Collected data entries
※

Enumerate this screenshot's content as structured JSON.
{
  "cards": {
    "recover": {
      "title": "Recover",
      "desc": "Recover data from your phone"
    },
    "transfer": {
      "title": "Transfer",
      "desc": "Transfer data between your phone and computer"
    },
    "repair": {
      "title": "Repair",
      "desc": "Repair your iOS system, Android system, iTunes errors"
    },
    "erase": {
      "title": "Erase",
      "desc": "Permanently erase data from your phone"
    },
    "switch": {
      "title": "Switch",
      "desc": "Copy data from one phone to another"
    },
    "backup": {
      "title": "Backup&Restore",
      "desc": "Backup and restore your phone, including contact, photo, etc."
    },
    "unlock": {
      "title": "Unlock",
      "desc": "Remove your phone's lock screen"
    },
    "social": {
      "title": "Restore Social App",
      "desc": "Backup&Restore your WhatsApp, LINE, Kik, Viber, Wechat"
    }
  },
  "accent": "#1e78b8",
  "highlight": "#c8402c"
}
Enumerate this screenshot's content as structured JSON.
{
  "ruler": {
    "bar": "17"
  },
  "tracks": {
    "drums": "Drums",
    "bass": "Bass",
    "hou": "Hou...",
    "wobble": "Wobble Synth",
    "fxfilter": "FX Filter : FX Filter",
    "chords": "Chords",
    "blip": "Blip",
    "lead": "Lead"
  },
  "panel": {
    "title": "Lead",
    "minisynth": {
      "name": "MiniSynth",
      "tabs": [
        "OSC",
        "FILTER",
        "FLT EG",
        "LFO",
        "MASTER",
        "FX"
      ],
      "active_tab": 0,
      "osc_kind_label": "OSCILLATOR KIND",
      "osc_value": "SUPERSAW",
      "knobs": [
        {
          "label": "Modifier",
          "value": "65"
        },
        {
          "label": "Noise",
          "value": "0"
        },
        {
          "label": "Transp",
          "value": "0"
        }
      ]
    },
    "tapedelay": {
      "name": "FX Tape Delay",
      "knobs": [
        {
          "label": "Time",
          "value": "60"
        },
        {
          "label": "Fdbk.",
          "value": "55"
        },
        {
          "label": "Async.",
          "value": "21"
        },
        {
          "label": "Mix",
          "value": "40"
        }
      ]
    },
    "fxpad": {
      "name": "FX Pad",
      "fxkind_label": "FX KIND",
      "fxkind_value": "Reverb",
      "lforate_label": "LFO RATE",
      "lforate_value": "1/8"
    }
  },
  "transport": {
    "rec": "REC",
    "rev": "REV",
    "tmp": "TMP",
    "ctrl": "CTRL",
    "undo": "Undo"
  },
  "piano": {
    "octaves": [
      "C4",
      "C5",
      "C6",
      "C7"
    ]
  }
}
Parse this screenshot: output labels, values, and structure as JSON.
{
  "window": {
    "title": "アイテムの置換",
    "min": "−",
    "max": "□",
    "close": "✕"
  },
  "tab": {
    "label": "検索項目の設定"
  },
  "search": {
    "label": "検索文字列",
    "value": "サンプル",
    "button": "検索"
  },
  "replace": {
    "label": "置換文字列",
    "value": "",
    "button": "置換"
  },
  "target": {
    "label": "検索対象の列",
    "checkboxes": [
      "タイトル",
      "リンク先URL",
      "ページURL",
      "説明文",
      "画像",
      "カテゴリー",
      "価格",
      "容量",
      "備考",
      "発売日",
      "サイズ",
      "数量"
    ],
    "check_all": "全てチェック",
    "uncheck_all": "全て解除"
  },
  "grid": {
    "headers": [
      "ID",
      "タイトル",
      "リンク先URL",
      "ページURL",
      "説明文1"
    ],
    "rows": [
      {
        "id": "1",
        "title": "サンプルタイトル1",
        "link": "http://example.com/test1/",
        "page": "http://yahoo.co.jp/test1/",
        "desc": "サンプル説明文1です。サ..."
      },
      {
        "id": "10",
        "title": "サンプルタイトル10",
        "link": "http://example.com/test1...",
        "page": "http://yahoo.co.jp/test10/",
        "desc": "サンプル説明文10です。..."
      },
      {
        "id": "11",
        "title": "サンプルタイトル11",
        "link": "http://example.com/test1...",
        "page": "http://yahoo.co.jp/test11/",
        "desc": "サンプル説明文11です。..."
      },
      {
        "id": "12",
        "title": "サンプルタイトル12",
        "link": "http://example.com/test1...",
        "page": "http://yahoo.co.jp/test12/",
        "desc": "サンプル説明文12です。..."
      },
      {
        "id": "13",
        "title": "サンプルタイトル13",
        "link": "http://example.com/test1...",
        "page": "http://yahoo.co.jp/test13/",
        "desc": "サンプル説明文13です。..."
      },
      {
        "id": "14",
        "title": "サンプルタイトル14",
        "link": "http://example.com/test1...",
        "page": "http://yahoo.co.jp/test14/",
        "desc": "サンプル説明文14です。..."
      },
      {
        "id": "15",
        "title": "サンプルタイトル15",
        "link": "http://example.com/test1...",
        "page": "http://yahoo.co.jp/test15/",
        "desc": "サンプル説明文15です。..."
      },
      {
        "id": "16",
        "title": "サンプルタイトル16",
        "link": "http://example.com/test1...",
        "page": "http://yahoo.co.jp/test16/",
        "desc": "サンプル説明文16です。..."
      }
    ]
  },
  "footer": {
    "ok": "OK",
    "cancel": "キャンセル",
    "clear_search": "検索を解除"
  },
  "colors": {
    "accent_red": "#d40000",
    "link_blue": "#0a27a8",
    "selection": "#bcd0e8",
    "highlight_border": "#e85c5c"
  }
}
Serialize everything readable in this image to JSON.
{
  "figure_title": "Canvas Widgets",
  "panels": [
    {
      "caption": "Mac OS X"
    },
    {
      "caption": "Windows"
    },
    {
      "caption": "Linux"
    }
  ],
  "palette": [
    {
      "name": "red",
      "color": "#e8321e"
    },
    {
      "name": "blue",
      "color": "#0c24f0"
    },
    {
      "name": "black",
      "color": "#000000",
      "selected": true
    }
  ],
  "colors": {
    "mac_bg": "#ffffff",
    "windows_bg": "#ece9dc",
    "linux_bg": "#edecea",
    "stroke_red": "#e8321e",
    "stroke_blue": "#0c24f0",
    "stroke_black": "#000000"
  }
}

※

__GOAL__.
For each line in the data above that contains the string "name", extract the line.

__COMPLETE RESPONSE__.
      "name": "MiniSynth",
      "name": "FX Tape Delay",
      "name": "FX Pad",
      "name": "red",
      "name": "blue",
      "name": "black",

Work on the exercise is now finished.